The problem
Check the listing below for lines with the word "that" and say how many there are, with nothing but the number.

Data for this exercise
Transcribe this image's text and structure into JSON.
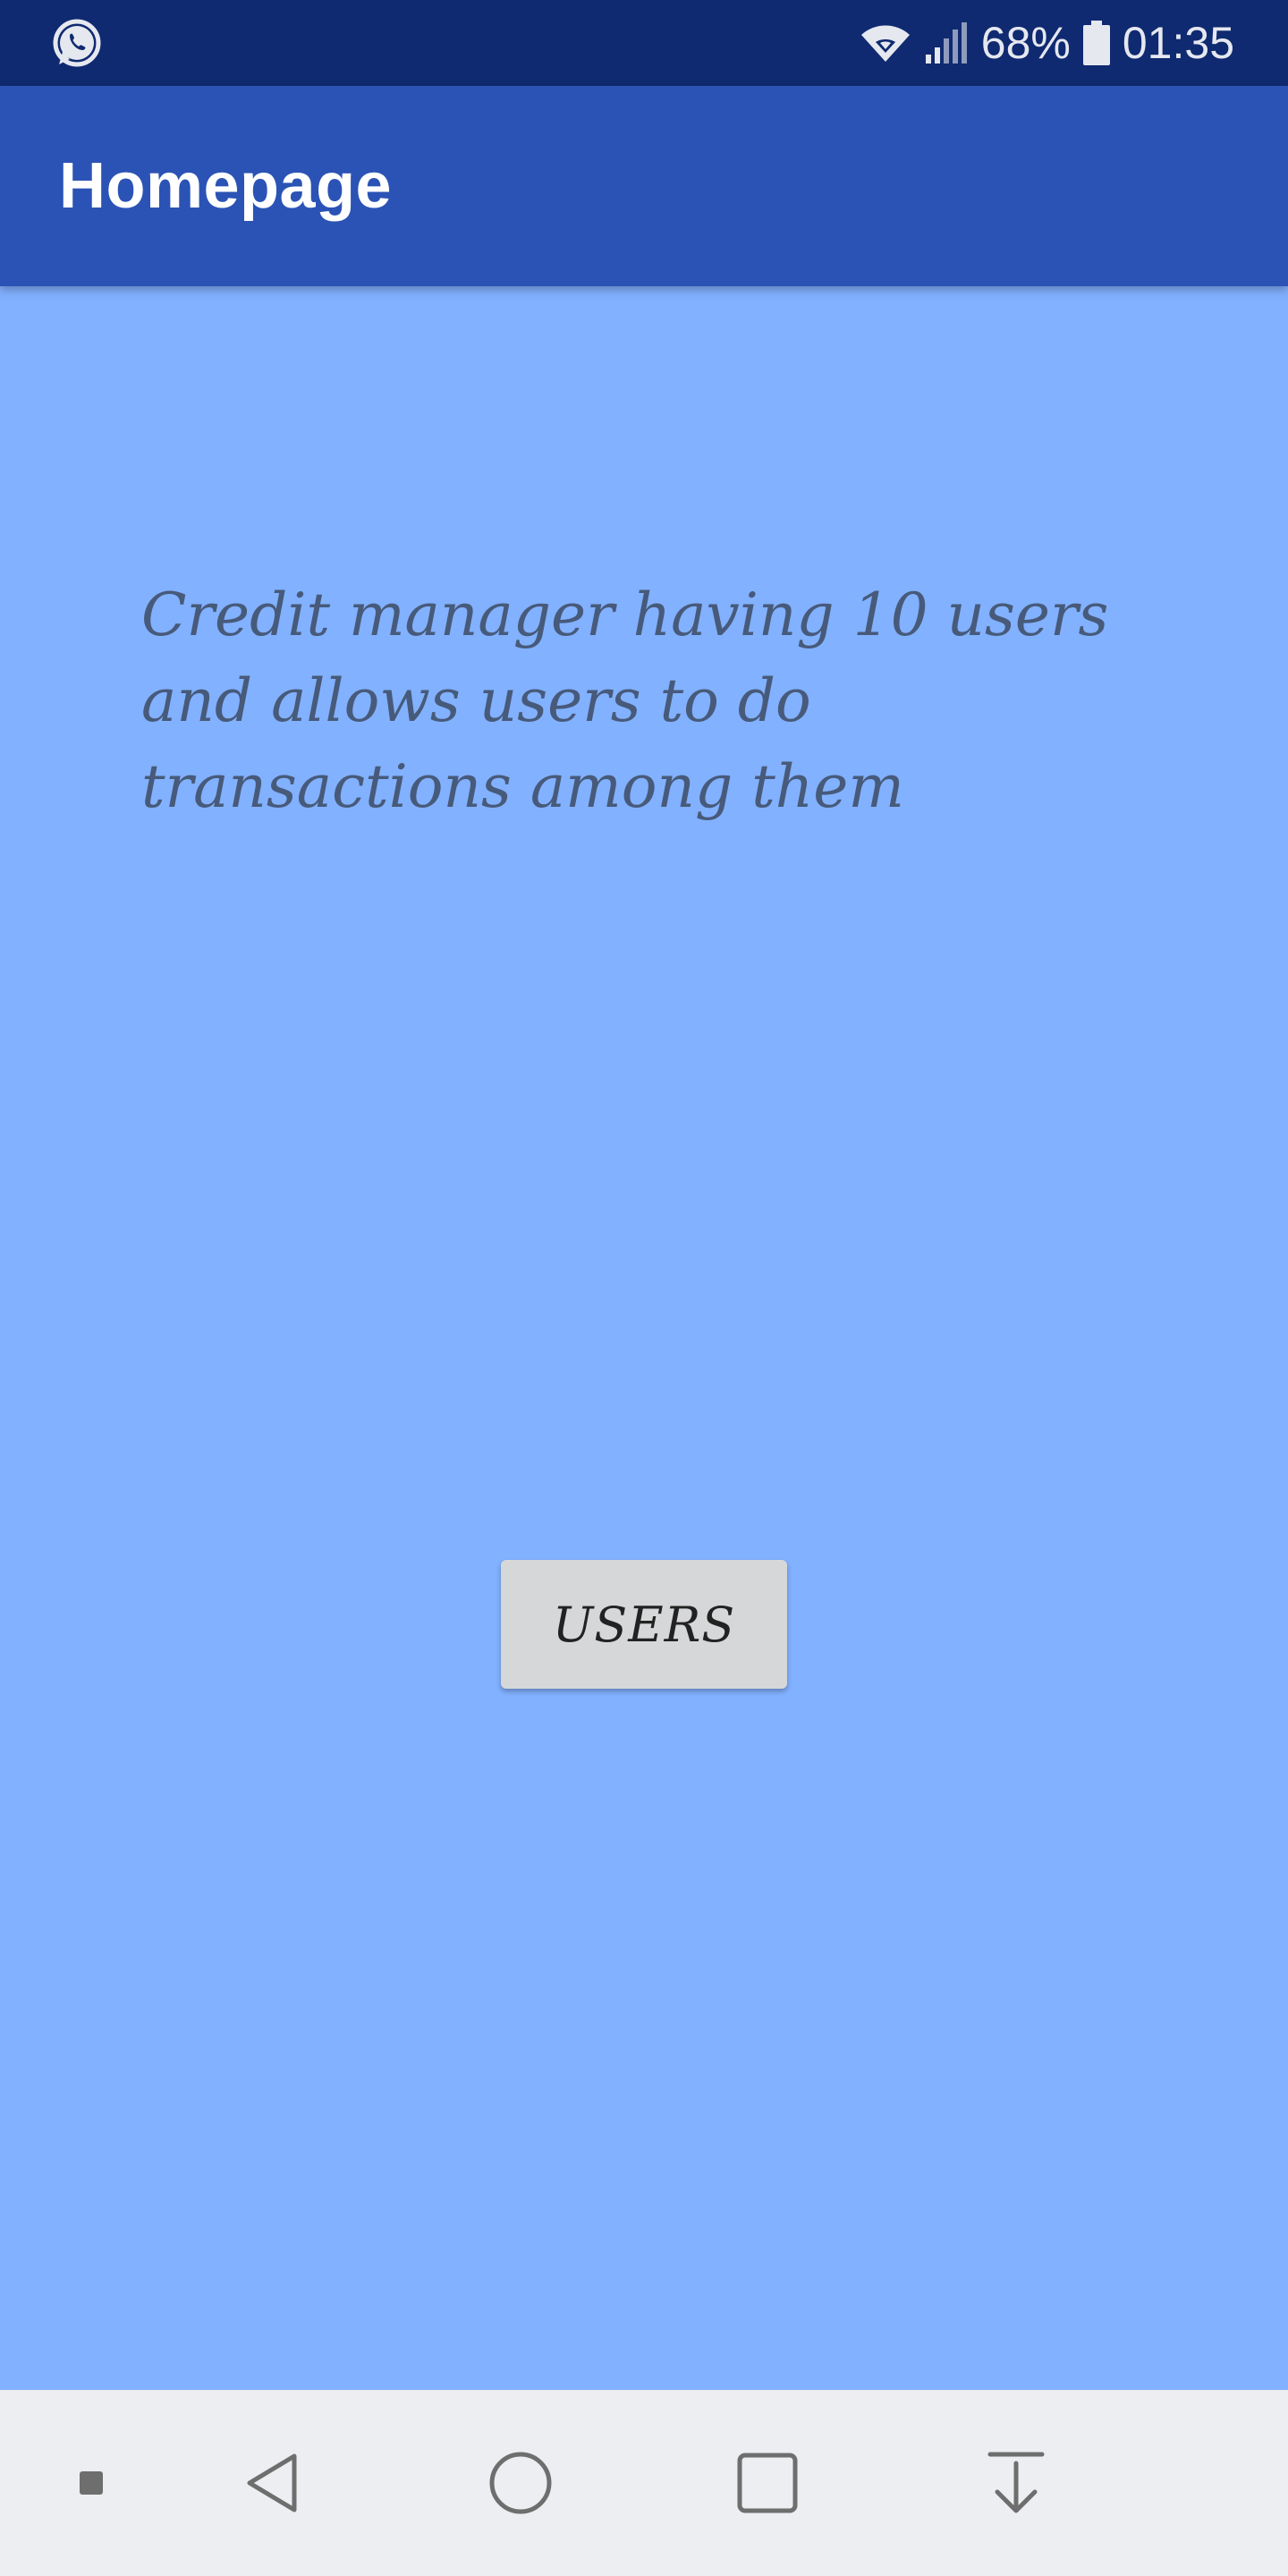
{
  "status_bar": {
    "battery_percent": "68%",
    "time": "01:35",
    "icons": [
      "whatsapp-icon",
      "wifi-icon",
      "signal-icon",
      "battery-icon"
    ]
  },
  "app_bar": {
    "title": "Homepage",
    "color": "#2b53b5"
  },
  "main": {
    "description": "Credit manager having 10 users and allows users to do transactions among them",
    "users_button_label": "USERS",
    "background_color": "#82b1ff"
  },
  "nav_bar": {
    "icons": [
      "dot-icon",
      "back-triangle-icon",
      "home-circle-icon",
      "recents-square-icon",
      "download-arrow-icon"
    ]
  }
}
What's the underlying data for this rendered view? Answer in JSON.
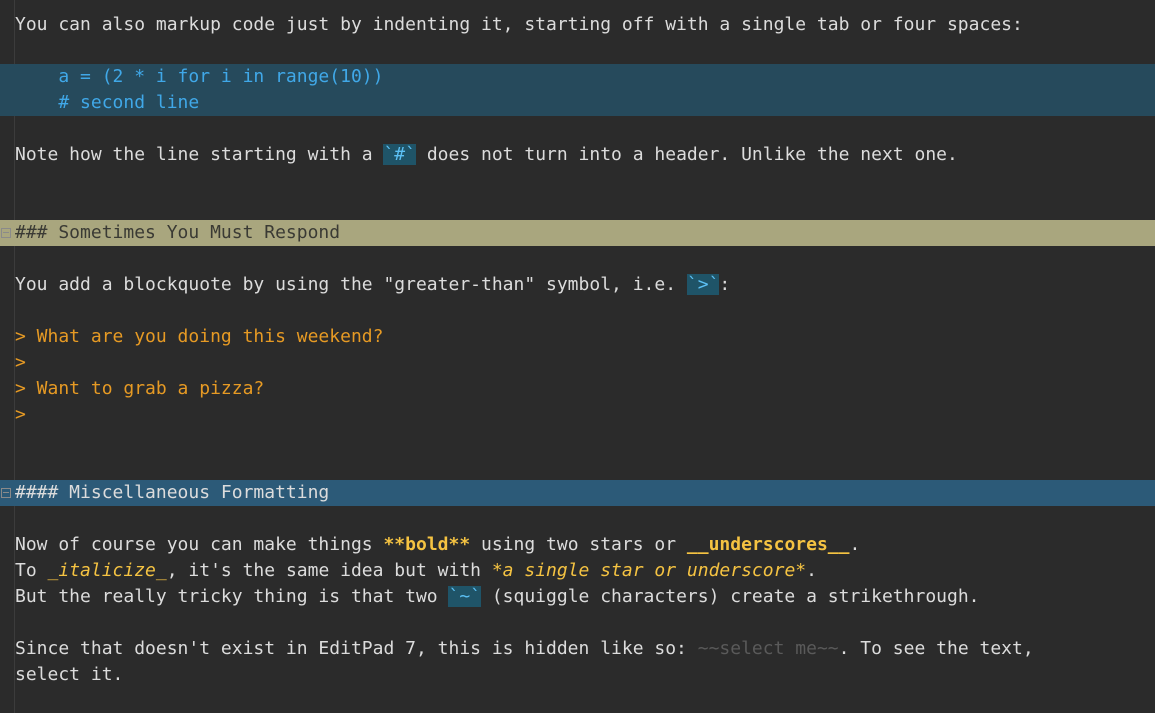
{
  "editor": {
    "app": "EditPad 7",
    "lines": {
      "l1": "You can also markup code just by indenting it, starting off with a single tab or four spaces:",
      "code1": "    a = (2 * i for i in range(10))",
      "code2": "    # second line",
      "l4a": "Note how the line starting with a ",
      "l4code": "`#`",
      "l4b": " does not turn into a header. Unlike the next one.",
      "h3": "### Sometimes You Must Respond",
      "l6a": "You add a blockquote by using the \"greater-than\" symbol, i.e. ",
      "l6code": "`>`",
      "l6b": ":",
      "q1": "> What are you doing this weekend?",
      "q2": ">",
      "q3": "> Want to grab a pizza?",
      "q4": ">",
      "h4": "#### Miscellaneous Formatting",
      "m1a": "Now of course you can make things ",
      "m1bold": "**bold**",
      "m1b": " using two stars or ",
      "m1under": "__underscores__",
      "m1c": ".",
      "m2a": "To ",
      "m2ital": "_italicize_",
      "m2b": ", it's the same idea but with ",
      "m2ital2": "*a single star or underscore*",
      "m2c": ".",
      "m3a": "But the really tricky thing is that two ",
      "m3code": "`~`",
      "m3b": " (squiggle characters) create a strikethrough.",
      "s1a": "Since that doesn't exist in EditPad 7, this is hidden like so: ",
      "s1hidden": "~~select me~~",
      "s1b": ". To see the text,",
      "s2": "select it."
    }
  },
  "colors": {
    "background": "#2b2b2b",
    "code_block_bg": "#264a5c",
    "h3_bg": "#a9a67e",
    "h4_bg": "#2c5a78",
    "quote_text": "#e69a24",
    "emphasis_text": "#f5c342",
    "code_text": "#40a8e8"
  }
}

Output
2